Passage provided

+===+

Under the banner of the Living Income Community of Practice, over 50 actors with a stake in Ghana’s cocoa production, including producers, government actors, businesses, sustainability standards, researchers and NGOs, met for a workshop in Accra to launch a pivotal study aiming to calculate the cost of a decent standard of living for smallholders in Ghana’s cocoa growing regions. This is part of wider research to pilot the calculation of benchmarks representing the cost of a decent standard of living for cocoa smallholders in both Ghana and Cote D’Ivoire from the perspective of the living income concept.
The undertaking of these benchmarks is motivated by recent fluctuations in the price of cocoa which has had inevitable effects on smallholder incomes. This has been particularly pertinent in the cases of Ghana and Cote D’Ivoire as two of the worlds largest cocoa exporting countries.
The purpose of the launch workshop was to engage actors, both with a stake in, and affected by, the study’s outcomes; building an understanding around the work and giving actors an opportunity to provide input on key facets of the study’s scope and approach.
The workshop commenced with an introduction of the living income concept, the Living Income Community of Practice (a learning platform coordinated by ISEAL, Sustainable Food Lab and GIZ) and the goals of the study. Noura Hanna, from Rainforest Alliance provided input on how the decent cost of living benchmark would help to drive improvements:
“The study will help to concrete efforts to bridge the income gap and trigger actions around the livelihoods of smallholder farmers” – Noura Hanna, Rainforest Alliance.
Building a common understanding on the methodology used to define the regions and calculate the cost of a decent standard of living, is key for this type of launch workshop. With that in mind, the Ghana research team, composed of Independent researcher, Sally Smith; Associate Professor, Daniel Sarpong and enumerators from the University of Ghana, provided an overview of the methodology being implemented.
This methodology is based on the decency costing component of a mixed methods approach developed by Richard and Martha Anker (formerly of the ILO and WHO respectively) for the calculation of living wage that has been adapted to the smallholder and living income context. The Anker Methodology* is described in their book ‘Living Wages Around the World: Manual for Measurement’ and is applied across benchmarks produced by the Global Living Wage Coalition (GLWC).

+===+

Source data
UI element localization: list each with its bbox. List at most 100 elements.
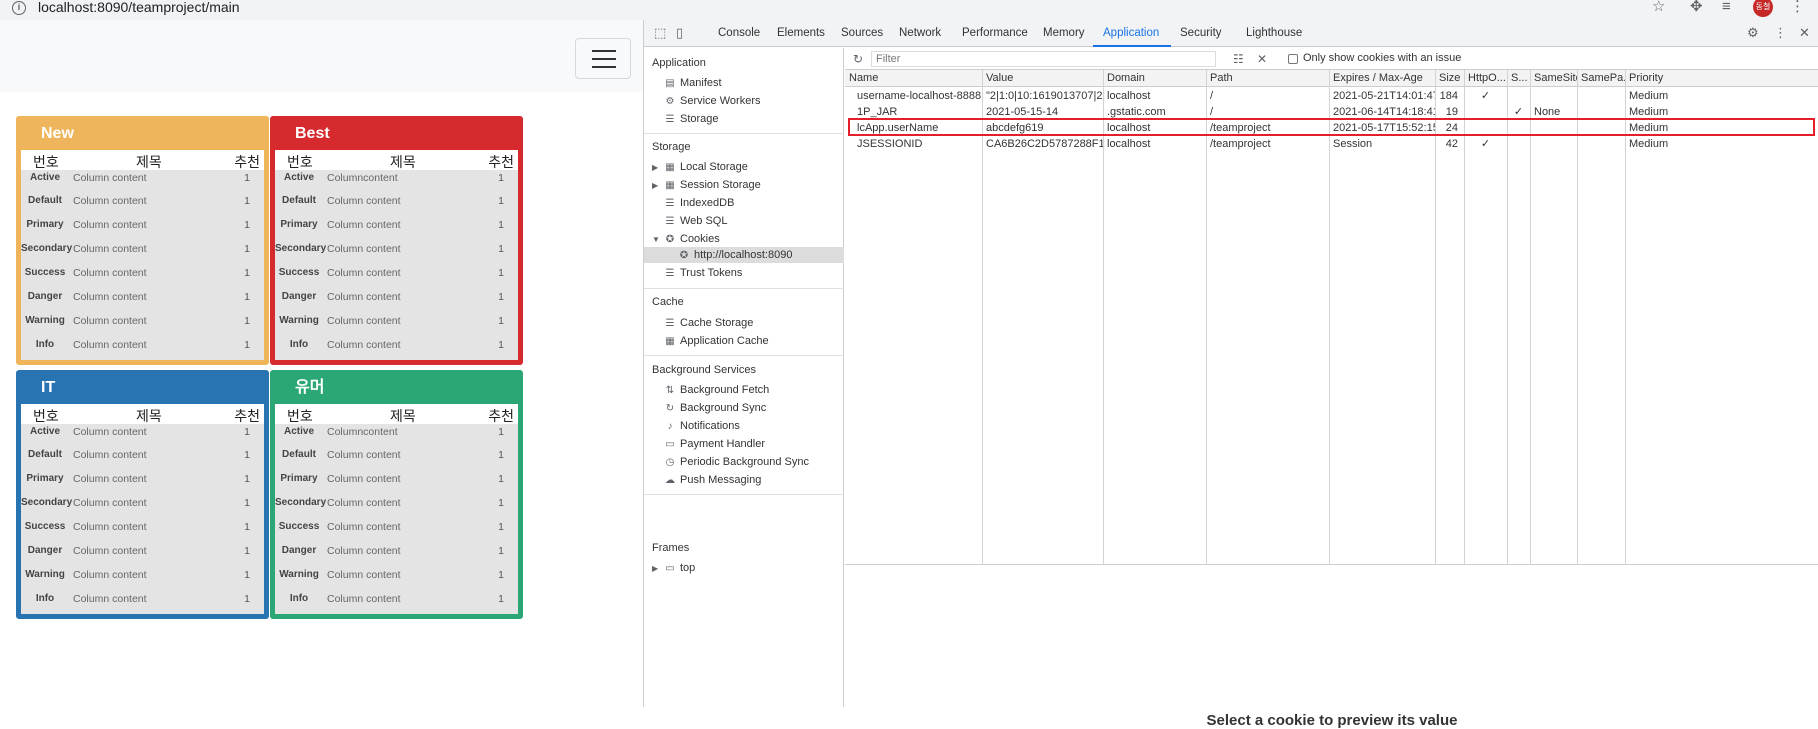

+===+

Task requirements
According to the workshop article, which organizations coordinate the Living Income Community of Practice? Please answer from the workshop article alone, not the listing.

Solved problem
ISEAL, Sustainable Food Lab and GIZ.